- **What is asked**
Take every line from the listing below that includes "years" and copy it.

- **Input data**
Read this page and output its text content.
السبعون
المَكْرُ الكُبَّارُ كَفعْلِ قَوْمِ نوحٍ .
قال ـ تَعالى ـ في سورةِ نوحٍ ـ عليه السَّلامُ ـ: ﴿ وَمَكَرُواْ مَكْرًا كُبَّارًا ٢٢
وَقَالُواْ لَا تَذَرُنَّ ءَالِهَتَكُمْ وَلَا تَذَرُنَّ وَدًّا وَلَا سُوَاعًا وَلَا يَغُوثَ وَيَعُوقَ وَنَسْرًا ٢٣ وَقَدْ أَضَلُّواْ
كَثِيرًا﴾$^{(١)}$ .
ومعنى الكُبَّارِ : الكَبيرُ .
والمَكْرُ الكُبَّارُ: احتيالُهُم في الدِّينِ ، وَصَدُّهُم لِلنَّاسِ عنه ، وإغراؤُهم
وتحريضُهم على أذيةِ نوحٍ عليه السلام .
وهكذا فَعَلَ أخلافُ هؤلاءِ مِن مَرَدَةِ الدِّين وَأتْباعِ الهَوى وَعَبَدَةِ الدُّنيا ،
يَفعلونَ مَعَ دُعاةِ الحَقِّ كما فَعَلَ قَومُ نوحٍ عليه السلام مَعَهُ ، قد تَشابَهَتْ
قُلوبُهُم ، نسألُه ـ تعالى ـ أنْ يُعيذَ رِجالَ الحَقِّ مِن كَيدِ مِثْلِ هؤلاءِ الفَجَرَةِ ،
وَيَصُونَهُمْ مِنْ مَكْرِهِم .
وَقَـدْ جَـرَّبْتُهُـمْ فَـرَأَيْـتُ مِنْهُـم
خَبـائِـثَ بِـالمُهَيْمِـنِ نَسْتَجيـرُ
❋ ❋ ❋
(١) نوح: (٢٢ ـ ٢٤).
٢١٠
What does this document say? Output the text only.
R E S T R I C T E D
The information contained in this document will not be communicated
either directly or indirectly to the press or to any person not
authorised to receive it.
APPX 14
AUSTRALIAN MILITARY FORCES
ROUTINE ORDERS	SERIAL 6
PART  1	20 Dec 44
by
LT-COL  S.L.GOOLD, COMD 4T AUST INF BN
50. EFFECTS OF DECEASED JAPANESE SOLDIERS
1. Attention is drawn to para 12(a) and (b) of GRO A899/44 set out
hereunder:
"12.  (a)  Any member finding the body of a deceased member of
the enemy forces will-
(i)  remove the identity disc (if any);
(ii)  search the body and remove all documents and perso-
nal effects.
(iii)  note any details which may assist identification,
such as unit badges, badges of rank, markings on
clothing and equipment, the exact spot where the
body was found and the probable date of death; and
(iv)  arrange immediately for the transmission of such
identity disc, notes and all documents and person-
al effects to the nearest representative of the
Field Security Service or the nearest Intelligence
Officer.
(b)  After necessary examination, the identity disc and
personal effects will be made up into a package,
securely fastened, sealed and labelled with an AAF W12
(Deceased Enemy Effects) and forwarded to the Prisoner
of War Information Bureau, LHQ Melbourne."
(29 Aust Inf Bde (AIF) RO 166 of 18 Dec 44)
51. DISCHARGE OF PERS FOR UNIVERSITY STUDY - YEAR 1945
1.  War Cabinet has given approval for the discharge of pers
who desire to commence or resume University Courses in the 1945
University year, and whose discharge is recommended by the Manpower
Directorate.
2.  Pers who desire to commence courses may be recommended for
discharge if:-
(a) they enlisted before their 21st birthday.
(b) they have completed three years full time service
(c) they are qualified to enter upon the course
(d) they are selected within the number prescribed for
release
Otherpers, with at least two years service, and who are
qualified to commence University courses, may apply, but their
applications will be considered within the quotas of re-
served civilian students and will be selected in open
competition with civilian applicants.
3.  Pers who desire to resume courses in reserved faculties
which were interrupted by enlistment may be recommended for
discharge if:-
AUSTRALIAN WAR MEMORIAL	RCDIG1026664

- **Exercise output**
(b) they have completed three years full time service
Otherpers, with at least two years service, and who are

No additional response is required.